→ THE EXERCISE: Change each "GiB" in the lines below to "GB", keeping everything else the same, and write the lines out again without the picture.

→ Excerpts from a layout annotation set:
┄┄┄┄┄┄
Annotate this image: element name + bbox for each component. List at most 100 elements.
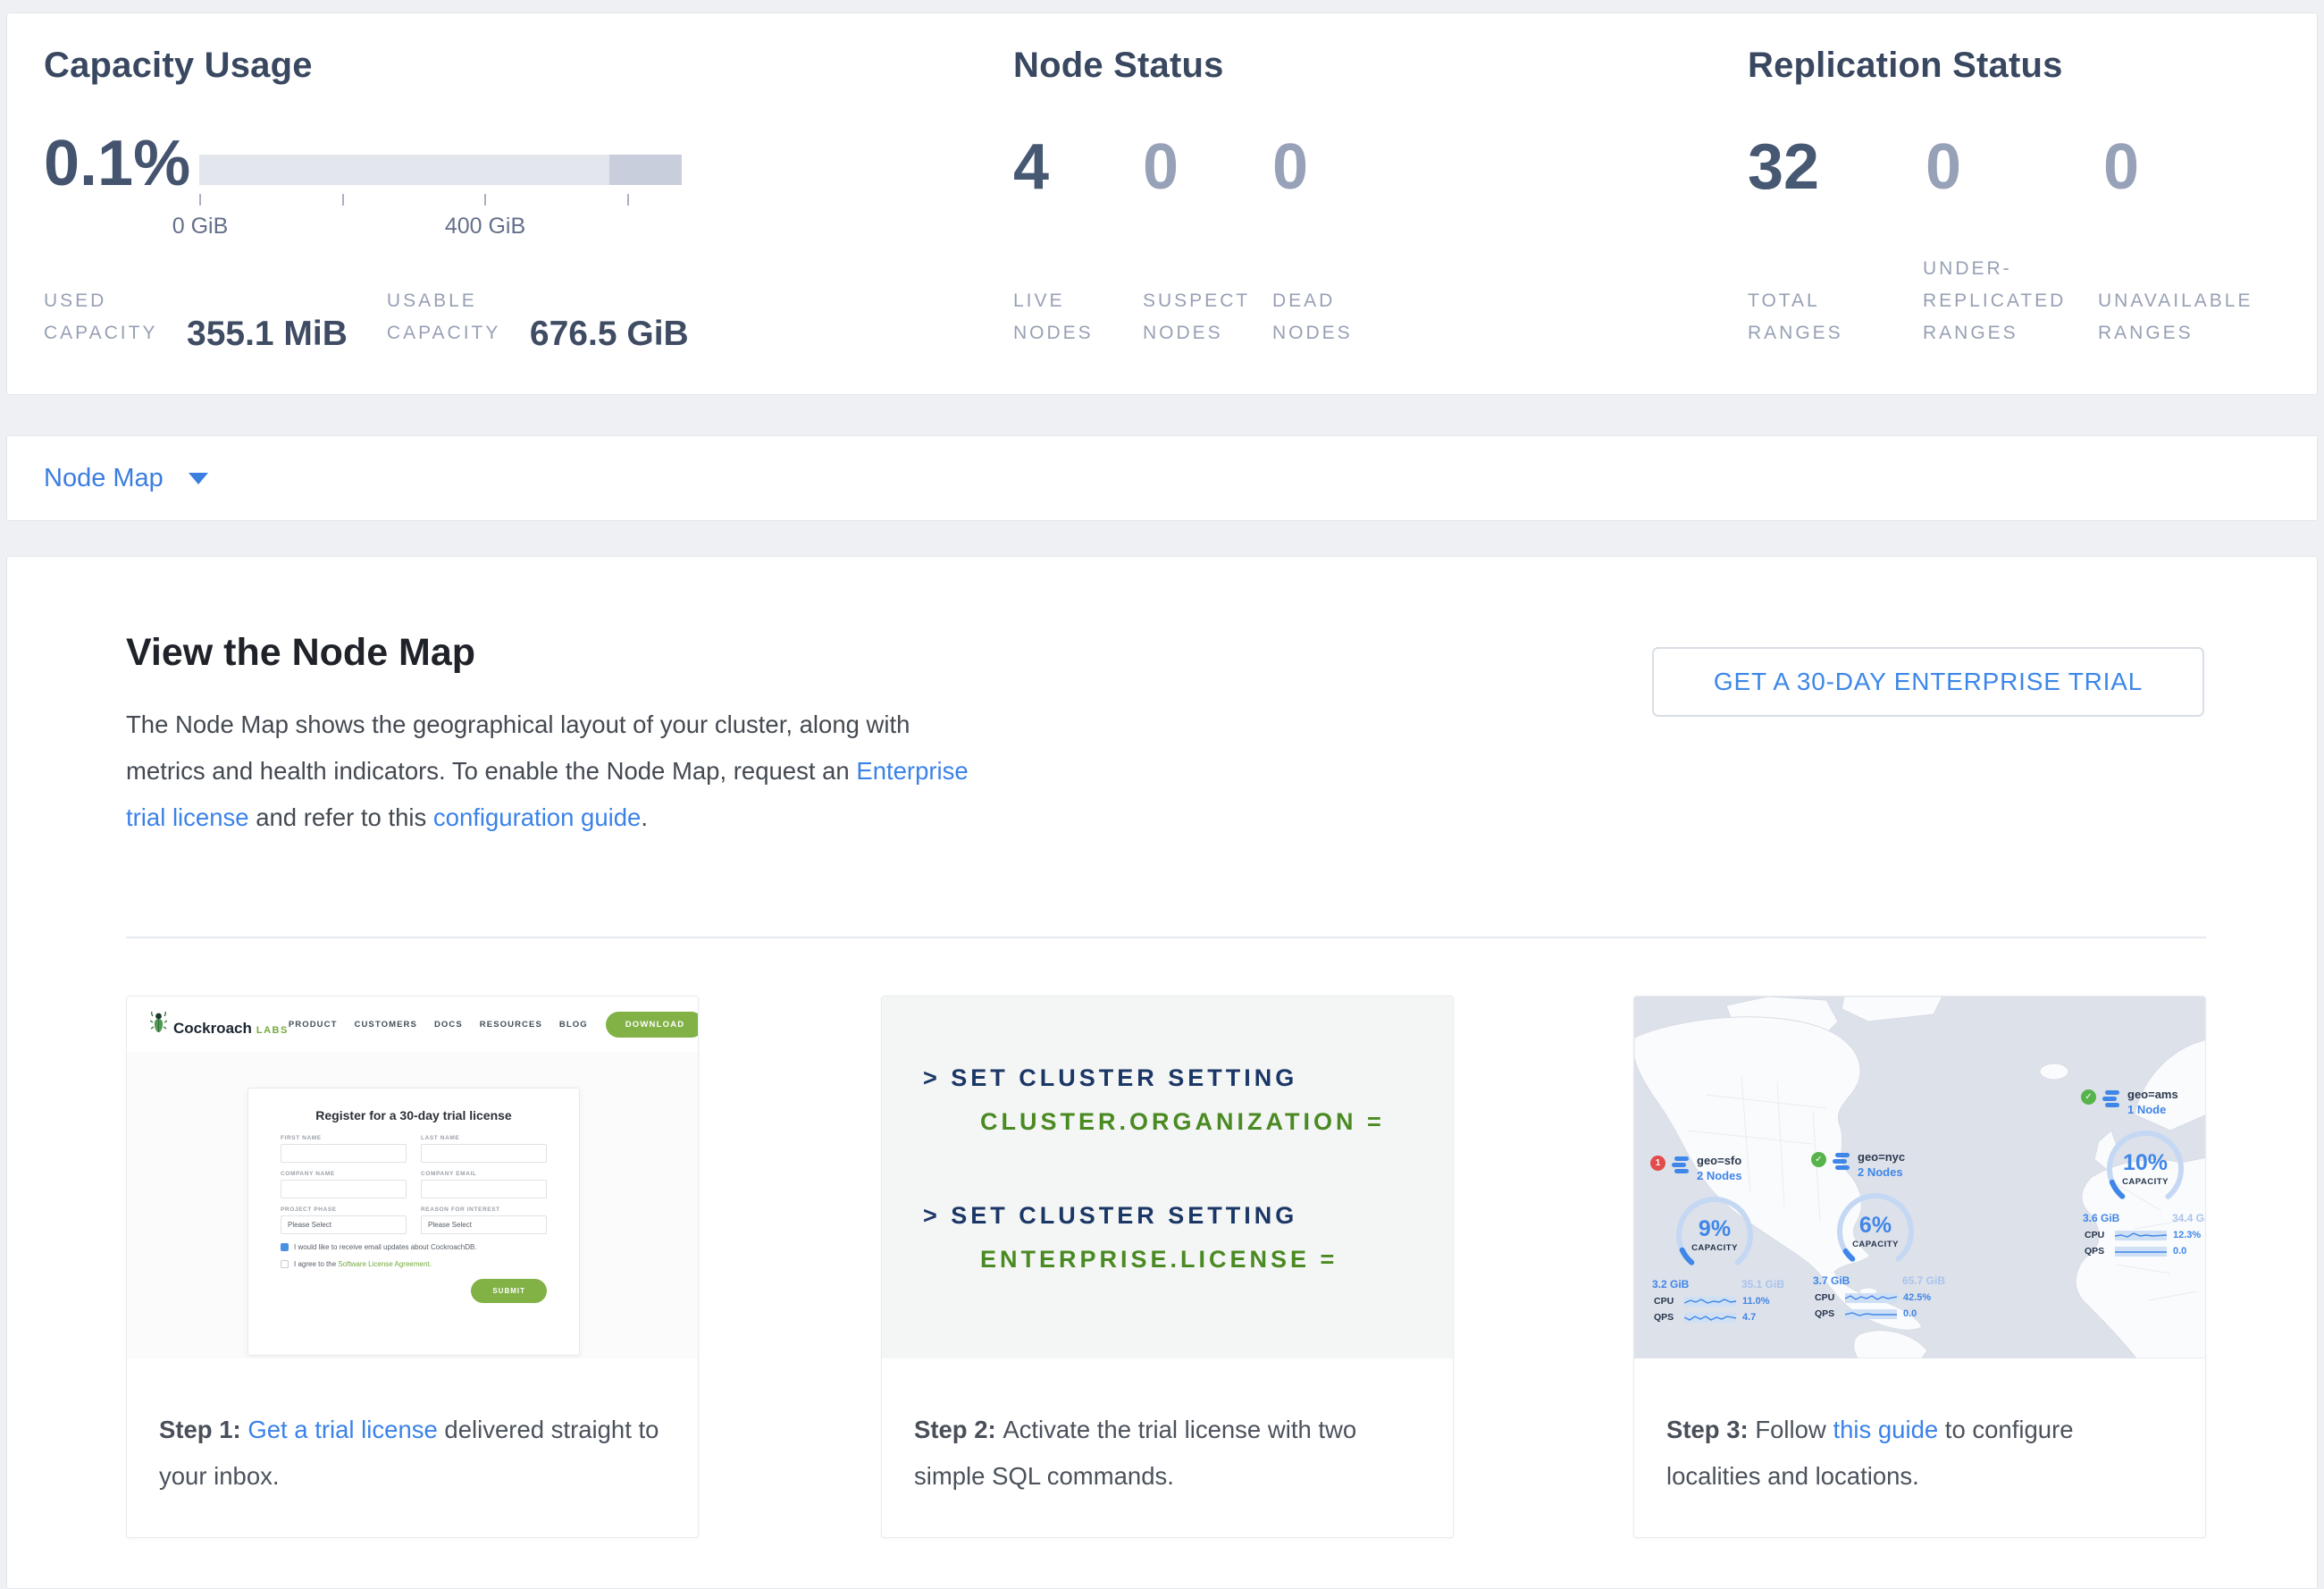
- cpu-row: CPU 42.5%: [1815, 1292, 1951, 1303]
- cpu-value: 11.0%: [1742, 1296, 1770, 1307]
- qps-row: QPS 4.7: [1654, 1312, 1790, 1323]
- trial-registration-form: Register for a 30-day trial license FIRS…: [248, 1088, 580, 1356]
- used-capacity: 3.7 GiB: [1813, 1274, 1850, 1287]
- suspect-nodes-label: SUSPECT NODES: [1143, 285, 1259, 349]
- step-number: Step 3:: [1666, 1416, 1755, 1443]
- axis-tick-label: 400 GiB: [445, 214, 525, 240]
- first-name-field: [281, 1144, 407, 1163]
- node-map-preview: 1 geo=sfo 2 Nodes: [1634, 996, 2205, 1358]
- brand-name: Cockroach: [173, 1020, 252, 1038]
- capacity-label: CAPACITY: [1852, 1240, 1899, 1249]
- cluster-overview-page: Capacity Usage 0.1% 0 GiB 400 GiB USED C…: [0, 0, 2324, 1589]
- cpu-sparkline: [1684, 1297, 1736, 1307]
┄┄┄┄┄┄
→ RESPONSE:
Annotate this image: element name + bbox for each component. List at most 100 elements.
- cpu-row: CPU 42.5%: [1815, 1292, 1951, 1303]
- cpu-value: 11.0%: [1742, 1296, 1770, 1307]
- qps-row: QPS 4.7: [1654, 1312, 1790, 1323]
- trial-registration-form: Register for a 30-day trial license FIRS…: [248, 1088, 580, 1356]
- used-capacity: 3.7 GB: [1813, 1274, 1850, 1287]
- suspect-nodes-label: SUSPECT NODES: [1143, 285, 1259, 349]
- step-number: Step 3:: [1666, 1416, 1755, 1443]
- axis-tick-label: 400 GB: [445, 214, 525, 240]
- first-name-field: [281, 1144, 407, 1163]
- node-map-preview: 1 geo=sfo 2 Nodes: [1634, 996, 2205, 1358]
- brand-name: Cockroach: [173, 1020, 252, 1038]
- capacity-label: CAPACITY: [1852, 1240, 1899, 1249]
- cluster-overview-page: Capacity Usage 0.1% 0 GB 400 GB USED C…: [0, 0, 2324, 1589]
- cpu-sparkline: [1684, 1297, 1736, 1307]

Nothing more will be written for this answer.